**Exercise goal**
Find each line with the string "Session" and report it.

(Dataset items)
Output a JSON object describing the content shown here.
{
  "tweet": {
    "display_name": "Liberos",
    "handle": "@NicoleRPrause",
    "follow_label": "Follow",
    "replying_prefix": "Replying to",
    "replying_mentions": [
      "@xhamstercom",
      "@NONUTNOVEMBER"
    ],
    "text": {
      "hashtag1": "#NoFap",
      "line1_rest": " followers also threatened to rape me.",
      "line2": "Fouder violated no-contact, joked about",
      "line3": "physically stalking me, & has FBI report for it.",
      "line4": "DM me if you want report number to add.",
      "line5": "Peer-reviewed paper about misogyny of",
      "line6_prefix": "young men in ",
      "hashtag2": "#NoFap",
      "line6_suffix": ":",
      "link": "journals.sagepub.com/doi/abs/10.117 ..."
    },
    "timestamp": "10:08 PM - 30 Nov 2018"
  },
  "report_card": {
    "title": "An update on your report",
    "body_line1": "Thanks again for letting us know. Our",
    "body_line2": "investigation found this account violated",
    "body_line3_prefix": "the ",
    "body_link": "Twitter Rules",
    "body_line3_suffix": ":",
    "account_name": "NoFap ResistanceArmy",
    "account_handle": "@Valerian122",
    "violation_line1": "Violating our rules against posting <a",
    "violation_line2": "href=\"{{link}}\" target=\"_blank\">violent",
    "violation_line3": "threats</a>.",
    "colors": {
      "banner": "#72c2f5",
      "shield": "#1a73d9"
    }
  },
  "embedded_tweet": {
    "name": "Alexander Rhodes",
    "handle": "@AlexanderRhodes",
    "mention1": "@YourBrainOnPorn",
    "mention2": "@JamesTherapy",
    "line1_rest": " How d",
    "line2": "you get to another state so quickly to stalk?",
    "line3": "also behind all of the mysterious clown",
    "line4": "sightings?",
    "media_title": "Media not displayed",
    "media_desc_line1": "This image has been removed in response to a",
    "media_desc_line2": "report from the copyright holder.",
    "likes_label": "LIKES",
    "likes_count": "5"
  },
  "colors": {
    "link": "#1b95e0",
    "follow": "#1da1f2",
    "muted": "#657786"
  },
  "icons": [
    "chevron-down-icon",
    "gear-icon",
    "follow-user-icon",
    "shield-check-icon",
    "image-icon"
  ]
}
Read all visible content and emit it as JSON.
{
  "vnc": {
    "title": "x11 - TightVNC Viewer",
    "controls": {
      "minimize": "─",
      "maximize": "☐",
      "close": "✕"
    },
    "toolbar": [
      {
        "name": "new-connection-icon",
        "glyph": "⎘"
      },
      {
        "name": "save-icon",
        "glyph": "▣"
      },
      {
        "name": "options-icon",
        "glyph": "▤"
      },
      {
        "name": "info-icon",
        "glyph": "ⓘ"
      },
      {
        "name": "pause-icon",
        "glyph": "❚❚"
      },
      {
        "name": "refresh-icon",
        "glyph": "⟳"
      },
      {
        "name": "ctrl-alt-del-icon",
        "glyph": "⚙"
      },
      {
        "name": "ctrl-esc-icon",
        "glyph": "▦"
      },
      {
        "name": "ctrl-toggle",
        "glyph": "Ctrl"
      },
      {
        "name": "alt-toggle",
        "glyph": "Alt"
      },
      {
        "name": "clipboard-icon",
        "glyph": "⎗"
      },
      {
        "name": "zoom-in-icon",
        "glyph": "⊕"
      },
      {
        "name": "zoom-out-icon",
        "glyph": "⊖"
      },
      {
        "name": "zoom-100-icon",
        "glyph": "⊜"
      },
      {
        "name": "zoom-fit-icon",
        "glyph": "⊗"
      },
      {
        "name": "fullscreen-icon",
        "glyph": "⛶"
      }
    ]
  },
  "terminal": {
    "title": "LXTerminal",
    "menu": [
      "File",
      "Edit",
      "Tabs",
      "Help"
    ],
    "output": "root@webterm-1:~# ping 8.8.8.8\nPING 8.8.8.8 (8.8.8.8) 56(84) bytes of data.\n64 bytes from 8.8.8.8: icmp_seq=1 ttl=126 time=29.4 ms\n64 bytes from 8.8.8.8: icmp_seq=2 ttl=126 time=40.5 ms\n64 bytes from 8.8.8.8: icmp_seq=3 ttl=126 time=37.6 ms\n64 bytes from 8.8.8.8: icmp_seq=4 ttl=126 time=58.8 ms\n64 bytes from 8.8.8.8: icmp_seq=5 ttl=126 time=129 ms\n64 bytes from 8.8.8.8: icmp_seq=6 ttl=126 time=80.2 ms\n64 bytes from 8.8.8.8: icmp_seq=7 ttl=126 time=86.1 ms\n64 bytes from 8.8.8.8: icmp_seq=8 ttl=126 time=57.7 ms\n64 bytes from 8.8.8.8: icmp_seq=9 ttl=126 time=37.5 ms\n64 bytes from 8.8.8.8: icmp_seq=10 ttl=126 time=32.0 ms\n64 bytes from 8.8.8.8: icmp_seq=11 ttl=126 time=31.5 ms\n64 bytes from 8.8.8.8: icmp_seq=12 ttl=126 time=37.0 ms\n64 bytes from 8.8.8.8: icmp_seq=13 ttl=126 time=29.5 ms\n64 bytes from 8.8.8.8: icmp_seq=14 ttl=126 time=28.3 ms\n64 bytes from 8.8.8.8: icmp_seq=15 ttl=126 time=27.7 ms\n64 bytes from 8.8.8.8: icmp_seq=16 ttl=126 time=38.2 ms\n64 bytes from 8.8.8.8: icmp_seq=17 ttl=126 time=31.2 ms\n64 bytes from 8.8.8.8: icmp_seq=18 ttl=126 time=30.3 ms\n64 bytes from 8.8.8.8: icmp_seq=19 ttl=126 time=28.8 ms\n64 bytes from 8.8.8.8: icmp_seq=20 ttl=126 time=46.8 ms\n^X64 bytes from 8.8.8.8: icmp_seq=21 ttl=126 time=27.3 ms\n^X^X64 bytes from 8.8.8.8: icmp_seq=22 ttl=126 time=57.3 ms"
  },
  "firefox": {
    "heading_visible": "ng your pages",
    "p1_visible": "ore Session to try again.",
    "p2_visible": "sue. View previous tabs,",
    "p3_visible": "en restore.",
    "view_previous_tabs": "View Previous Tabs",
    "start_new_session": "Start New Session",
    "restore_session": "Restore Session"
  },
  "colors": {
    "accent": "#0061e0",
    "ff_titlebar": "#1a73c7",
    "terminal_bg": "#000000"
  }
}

**The output**
    "p1_visible": "ore Session to try again.",
    "start_new_session": "Start New Session",
    "restore_session": "Restore Session"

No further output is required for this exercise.